▶ PROVIDED DATA
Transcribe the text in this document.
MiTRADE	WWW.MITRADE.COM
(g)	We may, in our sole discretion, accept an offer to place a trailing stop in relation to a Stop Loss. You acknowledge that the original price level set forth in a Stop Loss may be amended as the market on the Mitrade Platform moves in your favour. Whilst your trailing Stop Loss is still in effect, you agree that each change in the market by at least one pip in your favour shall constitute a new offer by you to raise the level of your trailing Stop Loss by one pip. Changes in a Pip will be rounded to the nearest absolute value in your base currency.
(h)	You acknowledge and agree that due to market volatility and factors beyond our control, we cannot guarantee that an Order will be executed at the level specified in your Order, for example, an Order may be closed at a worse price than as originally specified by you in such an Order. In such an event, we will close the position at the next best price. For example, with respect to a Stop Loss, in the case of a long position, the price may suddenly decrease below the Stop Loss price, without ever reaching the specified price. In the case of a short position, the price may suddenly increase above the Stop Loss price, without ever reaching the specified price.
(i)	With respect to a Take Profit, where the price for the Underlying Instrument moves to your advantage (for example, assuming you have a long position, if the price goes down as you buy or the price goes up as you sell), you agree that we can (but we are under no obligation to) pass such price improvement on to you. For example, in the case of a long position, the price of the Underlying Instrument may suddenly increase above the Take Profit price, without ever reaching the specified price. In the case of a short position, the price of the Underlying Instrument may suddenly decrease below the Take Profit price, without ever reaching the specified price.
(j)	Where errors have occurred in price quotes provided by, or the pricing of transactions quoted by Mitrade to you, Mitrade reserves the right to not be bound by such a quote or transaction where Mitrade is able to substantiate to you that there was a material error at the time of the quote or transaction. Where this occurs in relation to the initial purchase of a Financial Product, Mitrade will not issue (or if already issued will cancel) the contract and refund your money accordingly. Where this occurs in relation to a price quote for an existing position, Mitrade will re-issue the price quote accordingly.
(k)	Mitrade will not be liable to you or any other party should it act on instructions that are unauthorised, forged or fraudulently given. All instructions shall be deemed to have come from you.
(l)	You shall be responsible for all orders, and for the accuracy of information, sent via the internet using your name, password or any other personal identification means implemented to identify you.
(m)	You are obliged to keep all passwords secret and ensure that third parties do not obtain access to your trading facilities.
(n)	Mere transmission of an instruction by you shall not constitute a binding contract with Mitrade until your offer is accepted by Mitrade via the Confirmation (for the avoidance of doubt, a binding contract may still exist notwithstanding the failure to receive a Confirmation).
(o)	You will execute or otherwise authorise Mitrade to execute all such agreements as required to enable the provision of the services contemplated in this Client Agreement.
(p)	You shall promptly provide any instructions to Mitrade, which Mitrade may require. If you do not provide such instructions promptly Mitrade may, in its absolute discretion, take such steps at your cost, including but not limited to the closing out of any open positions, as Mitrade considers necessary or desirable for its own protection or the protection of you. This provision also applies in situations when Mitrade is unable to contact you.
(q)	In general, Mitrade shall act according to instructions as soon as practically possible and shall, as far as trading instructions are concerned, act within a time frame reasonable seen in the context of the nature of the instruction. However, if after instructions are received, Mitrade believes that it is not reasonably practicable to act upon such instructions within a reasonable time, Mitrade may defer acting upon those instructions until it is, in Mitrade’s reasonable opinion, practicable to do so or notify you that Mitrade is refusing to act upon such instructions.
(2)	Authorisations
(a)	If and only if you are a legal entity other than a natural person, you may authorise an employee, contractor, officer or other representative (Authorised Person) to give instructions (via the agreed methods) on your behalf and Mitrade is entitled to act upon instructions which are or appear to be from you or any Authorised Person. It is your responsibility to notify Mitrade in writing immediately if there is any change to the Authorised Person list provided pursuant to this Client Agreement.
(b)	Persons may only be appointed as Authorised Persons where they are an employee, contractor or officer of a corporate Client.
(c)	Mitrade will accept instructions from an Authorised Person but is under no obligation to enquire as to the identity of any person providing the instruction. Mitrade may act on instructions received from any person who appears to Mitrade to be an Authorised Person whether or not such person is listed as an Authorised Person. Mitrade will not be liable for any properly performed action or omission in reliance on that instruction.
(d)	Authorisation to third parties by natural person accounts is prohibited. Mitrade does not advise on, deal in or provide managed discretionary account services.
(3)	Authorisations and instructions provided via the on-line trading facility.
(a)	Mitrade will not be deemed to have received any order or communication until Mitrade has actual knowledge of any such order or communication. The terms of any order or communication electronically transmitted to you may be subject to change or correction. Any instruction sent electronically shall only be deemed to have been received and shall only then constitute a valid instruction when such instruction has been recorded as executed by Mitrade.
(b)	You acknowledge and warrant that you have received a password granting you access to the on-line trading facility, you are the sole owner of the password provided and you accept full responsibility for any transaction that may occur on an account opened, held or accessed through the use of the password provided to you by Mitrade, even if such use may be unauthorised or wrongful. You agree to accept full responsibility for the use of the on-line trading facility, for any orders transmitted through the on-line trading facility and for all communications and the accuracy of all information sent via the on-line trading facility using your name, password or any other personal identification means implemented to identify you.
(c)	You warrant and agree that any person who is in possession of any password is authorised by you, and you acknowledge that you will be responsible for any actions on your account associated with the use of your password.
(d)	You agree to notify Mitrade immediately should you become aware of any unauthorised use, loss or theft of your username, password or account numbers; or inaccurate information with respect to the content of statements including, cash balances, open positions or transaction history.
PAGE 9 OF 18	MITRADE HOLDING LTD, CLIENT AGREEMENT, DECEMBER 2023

▶ EXERCISE TASK
All of the lines above need to be given again exactly.

▶ FULL RESPONSE
Transcribe the text in this document.
MiTRADE	WWW.MITRADE.COM
(g)	We may, in our sole discretion, accept an offer to place a trailing stop in relation to a Stop Loss. You acknowledge that the original price level set forth in a Stop Loss may be amended as the market on the Mitrade Platform moves in your favour. Whilst your trailing Stop Loss is still in effect, you agree that each change in the market by at least one pip in your favour shall constitute a new offer by you to raise the level of your trailing Stop Loss by one pip. Changes in a Pip will be rounded to the nearest absolute value in your base currency.
(h)	You acknowledge and agree that due to market volatility and factors beyond our control, we cannot guarantee that an Order will be executed at the level specified in your Order, for example, an Order may be closed at a worse price than as originally specified by you in such an Order. In such an event, we will close the position at the next best price. For example, with respect to a Stop Loss, in the case of a long position, the price may suddenly decrease below the Stop Loss price, without ever reaching the specified price. In the case of a short position, the price may suddenly increase above the Stop Loss price, without ever reaching the specified price.
(i)	With respect to a Take Profit, where the price for the Underlying Instrument moves to your advantage (for example, assuming you have a long position, if the price goes down as you buy or the price goes up as you sell), you agree that we can (but we are under no obligation to) pass such price improvement on to you. For example, in the case of a long position, the price of the Underlying Instrument may suddenly increase above the Take Profit price, without ever reaching the specified price. In the case of a short position, the price of the Underlying Instrument may suddenly decrease below the Take Profit price, without ever reaching the specified price.
(j)	Where errors have occurred in price quotes provided by, or the pricing of transactions quoted by Mitrade to you, Mitrade reserves the right to not be bound by such a quote or transaction where Mitrade is able to substantiate to you that there was a material error at the time of the quote or transaction. Where this occurs in relation to the initial purchase of a Financial Product, Mitrade will not issue (or if already issued will cancel) the contract and refund your money accordingly. Where this occurs in relation to a price quote for an existing position, Mitrade will re-issue the price quote accordingly.
(k)	Mitrade will not be liable to you or any other party should it act on instructions that are unauthorised, forged or fraudulently given. All instructions shall be deemed to have come from you.
(l)	You shall be responsible for all orders, and for the accuracy of information, sent via the internet using your name, password or any other personal identification means implemented to identify you.
(m)	You are obliged to keep all passwords secret and ensure that third parties do not obtain access to your trading facilities.
(n)	Mere transmission of an instruction by you shall not constitute a binding contract with Mitrade until your offer is accepted by Mitrade via the Confirmation (for the avoidance of doubt, a binding contract may still exist notwithstanding the failure to receive a Confirmation).
(o)	You will execute or otherwise authorise Mitrade to execute all such agreements as required to enable the provision of the services contemplated in this Client Agreement.
(p)	You shall promptly provide any instructions to Mitrade, which Mitrade may require. If you do not provide such instructions promptly Mitrade may, in its absolute discretion, take such steps at your cost, including but not limited to the closing out of any open positions, as Mitrade considers necessary or desirable for its own protection or the protection of you. This provision also applies in situations when Mitrade is unable to contact you.
(q)	In general, Mitrade shall act according to instructions as soon as practically possible and shall, as far as trading instructions are concerned, act within a time frame reasonable seen in the context of the nature of the instruction. However, if after instructions are received, Mitrade believes that it is not reasonably practicable to act upon such instructions within a reasonable time, Mitrade may defer acting upon those instructions until it is, in Mitrade’s reasonable opinion, practicable to do so or notify you that Mitrade is refusing to act upon such instructions.
(2)	Authorisations
(a)	If and only if you are a legal entity other than a natural person, you may authorise an employee, contractor, officer or other representative (Authorised Person) to give instructions (via the agreed methods) on your behalf and Mitrade is entitled to act upon instructions which are or appear to be from you or any Authorised Person. It is your responsibility to notify Mitrade in writing immediately if there is any change to the Authorised Person list provided pursuant to this Client Agreement.
(b)	Persons may only be appointed as Authorised Persons where they are an employee, contractor or officer of a corporate Client.
(c)	Mitrade will accept instructions from an Authorised Person but is under no obligation to enquire as to the identity of any person providing the instruction. Mitrade may act on instructions received from any person who appears to Mitrade to be an Authorised Person whether or not such person is listed as an Authorised Person. Mitrade will not be liable for any properly performed action or omission in reliance on that instruction.
(d)	Authorisation to third parties by natural person accounts is prohibited. Mitrade does not advise on, deal in or provide managed discretionary account services.
(3)	Authorisations and instructions provided via the on-line trading facility.
(a)	Mitrade will not be deemed to have received any order or communication until Mitrade has actual knowledge of any such order or communication. The terms of any order or communication electronically transmitted to you may be subject to change or correction. Any instruction sent electronically shall only be deemed to have been received and shall only then constitute a valid instruction when such instruction has been recorded as executed by Mitrade.
(b)	You acknowledge and warrant that you have received a password granting you access to the on-line trading facility, you are the sole owner of the password provided and you accept full responsibility for any transaction that may occur on an account opened, held or accessed through the use of the password provided to you by Mitrade, even if such use may be unauthorised or wrongful. You agree to accept full responsibility for the use of the on-line trading facility, for any orders transmitted through the on-line trading facility and for all communications and the accuracy of all information sent via the on-line trading facility using your name, password or any other personal identification means implemented to identify you.
(c)	You warrant and agree that any person who is in possession of any password is authorised by you, and you acknowledge that you will be responsible for any actions on your account associated with the use of your password.
(d)	You agree to notify Mitrade immediately should you become aware of any unauthorised use, loss or theft of your username, password or account numbers; or inaccurate information with respect to the content of statements including, cash balances, open positions or transaction history.
PAGE 9 OF 18	MITRADE HOLDING LTD, CLIENT AGREEMENT, DECEMBER 2023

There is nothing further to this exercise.